[Dataset rows]
-*-*-

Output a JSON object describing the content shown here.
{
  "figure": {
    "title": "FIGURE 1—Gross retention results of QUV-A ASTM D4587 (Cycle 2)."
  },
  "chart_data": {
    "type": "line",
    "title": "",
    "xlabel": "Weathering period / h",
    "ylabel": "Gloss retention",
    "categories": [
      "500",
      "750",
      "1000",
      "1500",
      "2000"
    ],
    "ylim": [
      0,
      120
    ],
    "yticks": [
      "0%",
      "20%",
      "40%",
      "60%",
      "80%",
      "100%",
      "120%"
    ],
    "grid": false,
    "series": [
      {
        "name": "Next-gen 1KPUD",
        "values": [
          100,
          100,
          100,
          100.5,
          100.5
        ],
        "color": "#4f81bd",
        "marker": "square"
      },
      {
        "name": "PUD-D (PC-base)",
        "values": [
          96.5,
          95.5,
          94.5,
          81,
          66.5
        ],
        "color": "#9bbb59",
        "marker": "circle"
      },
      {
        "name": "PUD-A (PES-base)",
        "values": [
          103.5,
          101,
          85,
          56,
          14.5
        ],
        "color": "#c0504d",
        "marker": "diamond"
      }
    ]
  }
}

-*-*-

Exercise prompt |
State how many lines of the records above contain "title", with no words besides the number.

Response to the task |
2